[Stored data]
# # # # #
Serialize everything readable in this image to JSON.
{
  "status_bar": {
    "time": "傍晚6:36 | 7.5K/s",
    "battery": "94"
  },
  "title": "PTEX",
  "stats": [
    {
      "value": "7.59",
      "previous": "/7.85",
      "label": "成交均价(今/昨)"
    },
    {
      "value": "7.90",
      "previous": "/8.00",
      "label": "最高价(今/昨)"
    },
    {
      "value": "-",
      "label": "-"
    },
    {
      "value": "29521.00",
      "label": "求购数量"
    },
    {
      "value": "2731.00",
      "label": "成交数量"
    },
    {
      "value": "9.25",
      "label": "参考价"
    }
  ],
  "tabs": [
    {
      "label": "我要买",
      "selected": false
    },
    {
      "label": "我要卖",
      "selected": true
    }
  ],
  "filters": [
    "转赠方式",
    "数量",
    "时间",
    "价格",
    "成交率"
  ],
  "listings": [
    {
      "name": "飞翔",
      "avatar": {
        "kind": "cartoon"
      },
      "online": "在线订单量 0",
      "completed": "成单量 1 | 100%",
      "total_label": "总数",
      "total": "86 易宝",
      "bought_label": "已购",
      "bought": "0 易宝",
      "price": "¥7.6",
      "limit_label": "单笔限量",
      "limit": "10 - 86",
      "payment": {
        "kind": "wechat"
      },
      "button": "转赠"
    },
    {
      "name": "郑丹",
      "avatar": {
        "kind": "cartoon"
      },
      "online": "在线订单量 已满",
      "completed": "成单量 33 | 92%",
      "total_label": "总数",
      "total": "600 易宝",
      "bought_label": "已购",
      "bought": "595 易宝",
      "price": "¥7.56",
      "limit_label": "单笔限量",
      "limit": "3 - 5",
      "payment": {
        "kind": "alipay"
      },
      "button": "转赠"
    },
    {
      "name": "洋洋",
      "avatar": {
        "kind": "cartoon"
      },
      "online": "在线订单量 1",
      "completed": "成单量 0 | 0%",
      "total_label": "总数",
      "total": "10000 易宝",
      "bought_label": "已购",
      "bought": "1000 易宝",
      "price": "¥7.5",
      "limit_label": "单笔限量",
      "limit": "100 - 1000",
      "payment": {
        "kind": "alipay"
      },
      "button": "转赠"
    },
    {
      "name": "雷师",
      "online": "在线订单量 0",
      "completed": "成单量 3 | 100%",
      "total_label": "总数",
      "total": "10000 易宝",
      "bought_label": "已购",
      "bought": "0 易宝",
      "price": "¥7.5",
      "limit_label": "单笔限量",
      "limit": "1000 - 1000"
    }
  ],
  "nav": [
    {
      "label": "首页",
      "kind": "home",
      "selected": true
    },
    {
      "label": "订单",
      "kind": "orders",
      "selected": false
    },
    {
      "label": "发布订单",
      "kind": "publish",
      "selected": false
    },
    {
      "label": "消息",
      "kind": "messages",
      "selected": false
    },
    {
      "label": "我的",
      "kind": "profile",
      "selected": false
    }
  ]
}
# # # # #
#### Your objective:
The entries above must be returned in full, exactly as shown.

#### Exercise result:
Serialize everything readable in this image to JSON.
{
  "status_bar": {
    "time": "傍晚6:36 | 7.5K/s",
    "battery": "94"
  },
  "title": "PTEX",
  "stats": [
    {
      "value": "7.59",
      "previous": "/7.85",
      "label": "成交均价(今/昨)"
    },
    {
      "value": "7.90",
      "previous": "/8.00",
      "label": "最高价(今/昨)"
    },
    {
      "value": "-",
      "label": "-"
    },
    {
      "value": "29521.00",
      "label": "求购数量"
    },
    {
      "value": "2731.00",
      "label": "成交数量"
    },
    {
      "value": "9.25",
      "label": "参考价"
    }
  ],
  "tabs": [
    {
      "label": "我要买",
      "selected": false
    },
    {
      "label": "我要卖",
      "selected": true
    }
  ],
  "filters": [
    "转赠方式",
    "数量",
    "时间",
    "价格",
    "成交率"
  ],
  "listings": [
    {
      "name": "飞翔",
      "avatar": {
        "kind": "cartoon"
      },
      "online": "在线订单量 0",
      "completed": "成单量 1 | 100%",
      "total_label": "总数",
      "total": "86 易宝",
      "bought_label": "已购",
      "bought": "0 易宝",
      "price": "¥7.6",
      "limit_label": "单笔限量",
      "limit": "10 - 86",
      "payment": {
        "kind": "wechat"
      },
      "button": "转赠"
    },
    {
      "name": "郑丹",
      "avatar": {
        "kind": "cartoon"
      },
      "online": "在线订单量 已满",
      "completed": "成单量 33 | 92%",
      "total_label": "总数",
      "total": "600 易宝",
      "bought_label": "已购",
      "bought": "595 易宝",
      "price": "¥7.56",
      "limit_label": "单笔限量",
      "limit": "3 - 5",
      "payment": {
        "kind": "alipay"
      },
      "button": "转赠"
    },
    {
      "name": "洋洋",
      "avatar": {
        "kind": "cartoon"
      },
      "online": "在线订单量 1",
      "completed": "成单量 0 | 0%",
      "total_label": "总数",
      "total": "10000 易宝",
      "bought_label": "已购",
      "bought": "1000 易宝",
      "price": "¥7.5",
      "limit_label": "单笔限量",
      "limit": "100 - 1000",
      "payment": {
        "kind": "alipay"
      },
      "button": "转赠"
    },
    {
      "name": "雷师",
      "online": "在线订单量 0",
      "completed": "成单量 3 | 100%",
      "total_label": "总数",
      "total": "10000 易宝",
      "bought_label": "已购",
      "bought": "0 易宝",
      "price": "¥7.5",
      "limit_label": "单笔限量",
      "limit": "1000 - 1000"
    }
  ],
  "nav": [
    {
      "label": "首页",
      "kind": "home",
      "selected": true
    },
    {
      "label": "订单",
      "kind": "orders",
      "selected": false
    },
    {
      "label": "发布订单",
      "kind": "publish",
      "selected": false
    },
    {
      "label": "消息",
      "kind": "messages",
      "selected": false
    },
    {
      "label": "我的",
      "kind": "profile",
      "selected": false
    }
  ]
}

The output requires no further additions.